# START OF EXERCISE DATA
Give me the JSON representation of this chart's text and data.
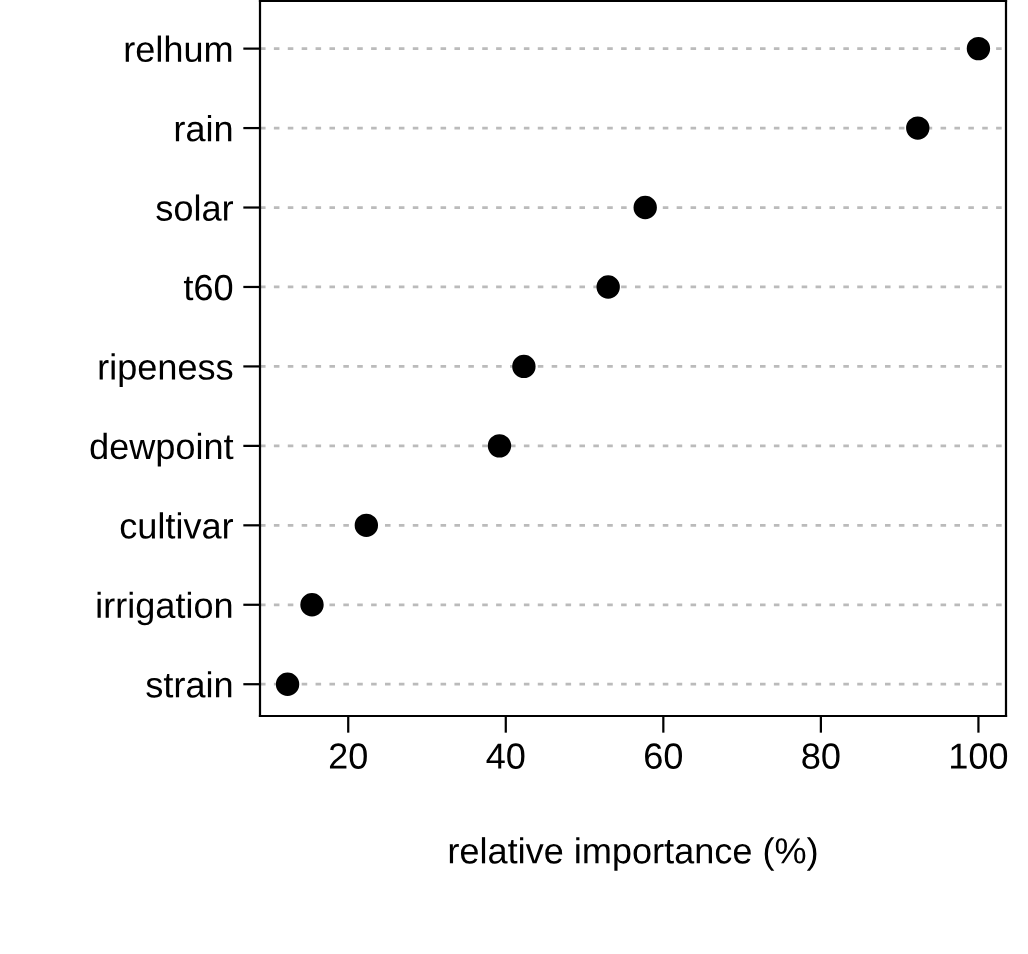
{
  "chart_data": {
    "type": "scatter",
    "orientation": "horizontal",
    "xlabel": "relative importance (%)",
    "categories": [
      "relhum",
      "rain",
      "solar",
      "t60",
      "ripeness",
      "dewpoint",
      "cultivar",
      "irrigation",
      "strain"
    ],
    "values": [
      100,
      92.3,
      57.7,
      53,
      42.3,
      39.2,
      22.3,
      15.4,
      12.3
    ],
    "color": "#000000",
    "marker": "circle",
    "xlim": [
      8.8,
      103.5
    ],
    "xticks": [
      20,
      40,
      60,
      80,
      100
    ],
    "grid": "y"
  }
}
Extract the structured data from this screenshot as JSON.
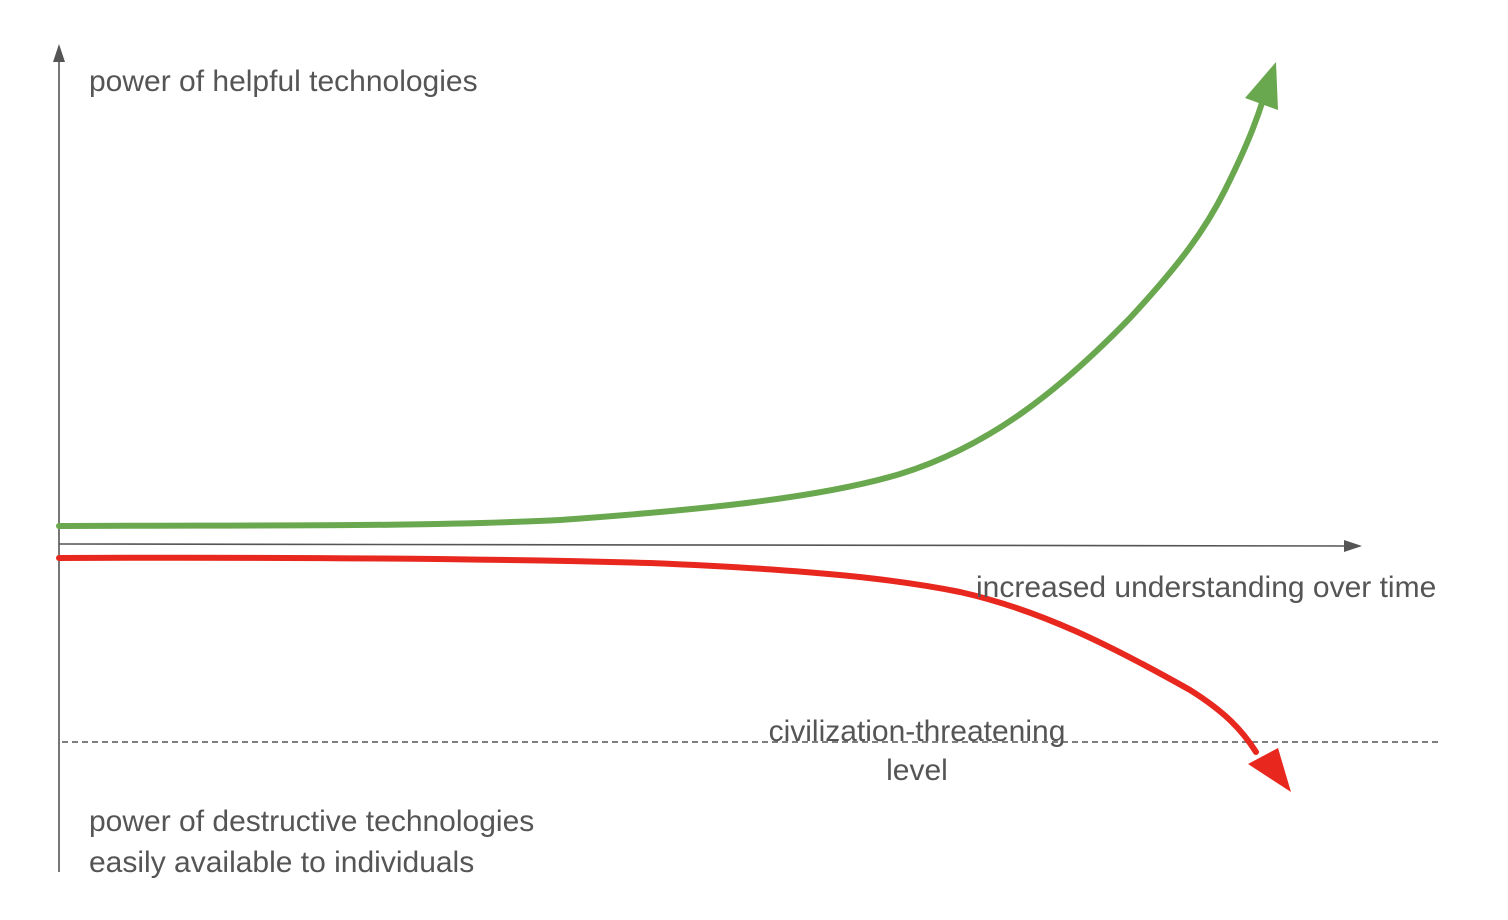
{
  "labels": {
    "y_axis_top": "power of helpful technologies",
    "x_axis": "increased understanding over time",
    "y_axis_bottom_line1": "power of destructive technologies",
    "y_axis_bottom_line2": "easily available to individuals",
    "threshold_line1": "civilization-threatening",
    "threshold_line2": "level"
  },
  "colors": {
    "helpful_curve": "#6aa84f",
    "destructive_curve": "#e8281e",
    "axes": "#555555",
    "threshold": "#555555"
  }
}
# END OF EXERCISE DATA
Look for the word "JSON" and return every line where it occurs.

FINAL RESULT:
Give me the JSON representation of this chart's text and data.
Extract the structured data from this screenshot as JSON.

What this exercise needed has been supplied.